(Data entries)
## start
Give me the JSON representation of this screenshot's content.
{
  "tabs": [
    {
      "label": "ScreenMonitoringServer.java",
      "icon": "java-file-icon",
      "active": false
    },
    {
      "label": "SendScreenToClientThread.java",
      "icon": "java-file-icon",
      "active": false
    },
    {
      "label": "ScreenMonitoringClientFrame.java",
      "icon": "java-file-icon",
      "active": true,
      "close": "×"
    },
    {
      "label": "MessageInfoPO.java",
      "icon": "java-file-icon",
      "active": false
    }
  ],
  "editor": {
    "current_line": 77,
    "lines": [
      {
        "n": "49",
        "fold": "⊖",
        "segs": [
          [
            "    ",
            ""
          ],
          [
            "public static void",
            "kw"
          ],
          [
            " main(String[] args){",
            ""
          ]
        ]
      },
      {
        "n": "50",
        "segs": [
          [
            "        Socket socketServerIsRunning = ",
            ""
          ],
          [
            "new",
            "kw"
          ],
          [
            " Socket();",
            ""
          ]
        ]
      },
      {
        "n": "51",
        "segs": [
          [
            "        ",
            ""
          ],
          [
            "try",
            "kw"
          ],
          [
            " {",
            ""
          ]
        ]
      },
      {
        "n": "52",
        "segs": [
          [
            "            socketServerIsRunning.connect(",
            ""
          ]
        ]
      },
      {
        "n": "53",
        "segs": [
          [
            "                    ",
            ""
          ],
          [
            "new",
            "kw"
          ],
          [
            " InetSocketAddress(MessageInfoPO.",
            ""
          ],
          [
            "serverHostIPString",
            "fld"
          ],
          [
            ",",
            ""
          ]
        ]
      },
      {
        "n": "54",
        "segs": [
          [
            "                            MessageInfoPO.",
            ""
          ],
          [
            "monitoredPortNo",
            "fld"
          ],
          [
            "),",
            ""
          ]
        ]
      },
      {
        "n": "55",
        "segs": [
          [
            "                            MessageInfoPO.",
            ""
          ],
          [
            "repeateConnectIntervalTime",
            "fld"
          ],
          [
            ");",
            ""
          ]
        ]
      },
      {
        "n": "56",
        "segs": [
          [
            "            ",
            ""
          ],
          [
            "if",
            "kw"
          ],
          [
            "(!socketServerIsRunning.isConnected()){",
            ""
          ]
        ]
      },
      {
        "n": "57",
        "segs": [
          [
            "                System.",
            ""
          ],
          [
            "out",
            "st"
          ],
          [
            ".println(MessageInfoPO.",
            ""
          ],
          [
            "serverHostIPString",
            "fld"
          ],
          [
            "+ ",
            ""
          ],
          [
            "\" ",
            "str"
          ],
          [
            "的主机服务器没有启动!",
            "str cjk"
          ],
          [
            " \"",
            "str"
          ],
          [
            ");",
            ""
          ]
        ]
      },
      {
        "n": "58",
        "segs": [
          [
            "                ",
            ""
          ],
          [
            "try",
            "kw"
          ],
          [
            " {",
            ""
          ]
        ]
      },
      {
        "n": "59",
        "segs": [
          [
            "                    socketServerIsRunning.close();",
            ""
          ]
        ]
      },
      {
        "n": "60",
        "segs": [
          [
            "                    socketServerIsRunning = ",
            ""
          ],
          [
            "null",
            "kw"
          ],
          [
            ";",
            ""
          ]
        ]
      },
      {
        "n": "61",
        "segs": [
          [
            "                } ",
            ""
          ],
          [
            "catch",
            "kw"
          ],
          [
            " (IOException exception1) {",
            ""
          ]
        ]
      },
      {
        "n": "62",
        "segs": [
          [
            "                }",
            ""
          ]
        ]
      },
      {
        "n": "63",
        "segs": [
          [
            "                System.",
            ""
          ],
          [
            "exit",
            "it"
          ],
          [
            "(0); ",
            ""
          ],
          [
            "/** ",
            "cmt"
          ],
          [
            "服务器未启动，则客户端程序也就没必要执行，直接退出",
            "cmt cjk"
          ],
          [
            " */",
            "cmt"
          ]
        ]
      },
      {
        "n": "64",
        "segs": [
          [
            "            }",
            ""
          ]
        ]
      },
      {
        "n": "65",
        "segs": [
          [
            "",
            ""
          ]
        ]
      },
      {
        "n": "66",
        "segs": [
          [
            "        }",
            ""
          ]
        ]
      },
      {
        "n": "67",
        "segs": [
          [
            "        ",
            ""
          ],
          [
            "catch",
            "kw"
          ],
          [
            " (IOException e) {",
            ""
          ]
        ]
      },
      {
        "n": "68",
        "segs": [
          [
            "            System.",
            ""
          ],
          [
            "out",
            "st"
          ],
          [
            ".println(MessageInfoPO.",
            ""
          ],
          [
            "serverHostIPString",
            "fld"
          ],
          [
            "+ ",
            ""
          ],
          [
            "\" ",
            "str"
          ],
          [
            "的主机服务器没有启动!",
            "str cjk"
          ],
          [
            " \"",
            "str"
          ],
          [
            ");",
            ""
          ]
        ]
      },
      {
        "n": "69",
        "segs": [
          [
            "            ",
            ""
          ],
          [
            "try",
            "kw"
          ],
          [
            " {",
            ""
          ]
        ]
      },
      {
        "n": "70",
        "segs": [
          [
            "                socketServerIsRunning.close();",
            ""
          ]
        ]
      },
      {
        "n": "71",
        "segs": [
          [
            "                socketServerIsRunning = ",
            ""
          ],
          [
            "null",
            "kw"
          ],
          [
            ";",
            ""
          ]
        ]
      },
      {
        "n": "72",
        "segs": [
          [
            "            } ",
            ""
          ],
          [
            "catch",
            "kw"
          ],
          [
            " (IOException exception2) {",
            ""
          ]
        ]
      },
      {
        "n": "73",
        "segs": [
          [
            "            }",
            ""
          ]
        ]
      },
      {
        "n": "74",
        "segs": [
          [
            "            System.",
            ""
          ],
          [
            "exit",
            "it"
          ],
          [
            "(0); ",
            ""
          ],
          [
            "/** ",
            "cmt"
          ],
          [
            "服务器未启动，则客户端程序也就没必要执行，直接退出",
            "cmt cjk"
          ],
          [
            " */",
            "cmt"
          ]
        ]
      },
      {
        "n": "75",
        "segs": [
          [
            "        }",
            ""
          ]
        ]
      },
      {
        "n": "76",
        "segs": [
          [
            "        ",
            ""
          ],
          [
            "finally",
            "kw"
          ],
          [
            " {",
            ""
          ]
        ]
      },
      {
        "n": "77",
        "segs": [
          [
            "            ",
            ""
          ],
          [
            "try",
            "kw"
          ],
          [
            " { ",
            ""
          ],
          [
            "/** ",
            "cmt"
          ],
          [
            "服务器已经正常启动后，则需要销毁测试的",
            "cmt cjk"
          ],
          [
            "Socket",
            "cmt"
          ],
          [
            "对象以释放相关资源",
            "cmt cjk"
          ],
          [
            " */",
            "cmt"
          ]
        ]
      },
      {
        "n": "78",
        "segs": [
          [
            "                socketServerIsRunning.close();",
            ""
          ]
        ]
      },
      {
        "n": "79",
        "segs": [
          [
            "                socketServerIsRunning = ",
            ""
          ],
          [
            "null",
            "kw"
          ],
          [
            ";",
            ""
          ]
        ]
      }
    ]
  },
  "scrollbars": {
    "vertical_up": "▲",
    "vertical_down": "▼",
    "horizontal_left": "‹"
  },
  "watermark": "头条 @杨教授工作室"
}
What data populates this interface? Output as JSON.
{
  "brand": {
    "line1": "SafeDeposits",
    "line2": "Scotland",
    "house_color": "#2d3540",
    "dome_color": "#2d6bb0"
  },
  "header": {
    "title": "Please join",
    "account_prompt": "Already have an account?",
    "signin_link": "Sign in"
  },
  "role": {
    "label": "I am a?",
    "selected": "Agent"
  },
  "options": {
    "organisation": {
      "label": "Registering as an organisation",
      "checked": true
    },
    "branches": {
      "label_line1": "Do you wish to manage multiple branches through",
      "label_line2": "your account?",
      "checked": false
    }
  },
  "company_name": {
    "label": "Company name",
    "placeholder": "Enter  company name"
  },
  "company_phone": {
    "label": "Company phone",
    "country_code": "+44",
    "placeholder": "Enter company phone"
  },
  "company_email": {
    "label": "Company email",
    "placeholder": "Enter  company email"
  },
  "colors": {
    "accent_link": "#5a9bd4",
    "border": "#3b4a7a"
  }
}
## end
_Task statement_
Look over the records above and copy each line that includes the string "branches".

_Written response_
    "branches": {
      "label_line1": "Do you wish to manage multiple branches through",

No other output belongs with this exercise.